GOAL: Write every record out again exactly as given.
───── INPUT FOR THIS TASK ─────
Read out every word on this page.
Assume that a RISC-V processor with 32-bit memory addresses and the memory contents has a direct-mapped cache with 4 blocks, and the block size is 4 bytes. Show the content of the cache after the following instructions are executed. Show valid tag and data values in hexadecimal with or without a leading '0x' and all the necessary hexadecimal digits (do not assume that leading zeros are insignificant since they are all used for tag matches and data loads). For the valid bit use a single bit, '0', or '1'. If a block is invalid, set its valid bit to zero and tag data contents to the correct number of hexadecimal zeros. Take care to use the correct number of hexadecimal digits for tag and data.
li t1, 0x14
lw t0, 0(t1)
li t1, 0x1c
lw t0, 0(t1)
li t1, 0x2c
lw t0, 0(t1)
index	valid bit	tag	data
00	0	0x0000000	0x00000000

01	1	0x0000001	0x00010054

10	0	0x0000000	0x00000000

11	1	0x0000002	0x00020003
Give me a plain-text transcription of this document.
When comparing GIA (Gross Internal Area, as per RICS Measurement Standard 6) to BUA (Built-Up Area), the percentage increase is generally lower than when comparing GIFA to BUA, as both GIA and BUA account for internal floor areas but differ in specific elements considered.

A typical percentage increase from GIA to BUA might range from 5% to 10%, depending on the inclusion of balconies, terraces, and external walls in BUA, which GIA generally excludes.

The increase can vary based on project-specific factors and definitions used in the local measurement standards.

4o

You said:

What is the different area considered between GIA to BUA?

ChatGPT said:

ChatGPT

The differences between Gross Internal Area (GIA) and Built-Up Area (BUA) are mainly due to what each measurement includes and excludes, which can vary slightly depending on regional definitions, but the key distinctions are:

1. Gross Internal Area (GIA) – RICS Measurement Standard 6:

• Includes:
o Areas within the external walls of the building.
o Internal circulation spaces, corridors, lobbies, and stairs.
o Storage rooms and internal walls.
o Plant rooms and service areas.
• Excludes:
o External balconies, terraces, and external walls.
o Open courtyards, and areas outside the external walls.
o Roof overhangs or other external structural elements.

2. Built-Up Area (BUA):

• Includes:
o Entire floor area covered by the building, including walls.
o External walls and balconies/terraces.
─────
ANSWER IN FULL:
Read out every word on this page.
Assume that a RISC-V processor with 32-bit memory addresses and the memory contents has a direct-mapped cache with 4 blocks, and the block size is 4 bytes. Show the content of the cache after the following instructions are executed. Show valid tag and data values in hexadecimal with or without a leading '0x' and all the necessary hexadecimal digits (do not assume that leading zeros are insignificant since they are all used for tag matches and data loads). For the valid bit use a single bit, '0', or '1'. If a block is invalid, set its valid bit to zero and tag data contents to the correct number of hexadecimal zeros. Take care to use the correct number of hexadecimal digits for tag and data.
li t1, 0x14
lw t0, 0(t1)
li t1, 0x1c
lw t0, 0(t1)
li t1, 0x2c
lw t0, 0(t1)
index	valid bit	tag	data
00	0	0x0000000	0x00000000

01	1	0x0000001	0x00010054

10	0	0x0000000	0x00000000

11	1	0x0000002	0x00020003
Give me a plain-text transcription of this document.
When comparing GIA (Gross Internal Area, as per RICS Measurement Standard 6) to BUA (Built-Up Area), the percentage increase is generally lower than when comparing GIFA to BUA, as both GIA and BUA account for internal floor areas but differ in specific elements considered.

A typical percentage increase from GIA to BUA might range from 5% to 10%, depending on the inclusion of balconies, terraces, and external walls in BUA, which GIA generally excludes.

The increase can vary based on project-specific factors and definitions used in the local measurement standards.

4o

You said:

What is the different area considered between GIA to BUA?

ChatGPT said:

ChatGPT

The differences between Gross Internal Area (GIA) and Built-Up Area (BUA) are mainly due to what each measurement includes and excludes, which can vary slightly depending on regional definitions, but the key distinctions are:

1. Gross Internal Area (GIA) – RICS Measurement Standard 6:

• Includes:
o Areas within the external walls of the building.
o Internal circulation spaces, corridors, lobbies, and stairs.
o Storage rooms and internal walls.
o Plant rooms and service areas.
• Excludes:
o External balconies, terraces, and external walls.
o Open courtyards, and areas outside the external walls.
o Roof overhangs or other external structural elements.

2. Built-Up Area (BUA):

• Includes:
o Entire floor area covered by the building, including walls.
o External walls and balconies/terraces.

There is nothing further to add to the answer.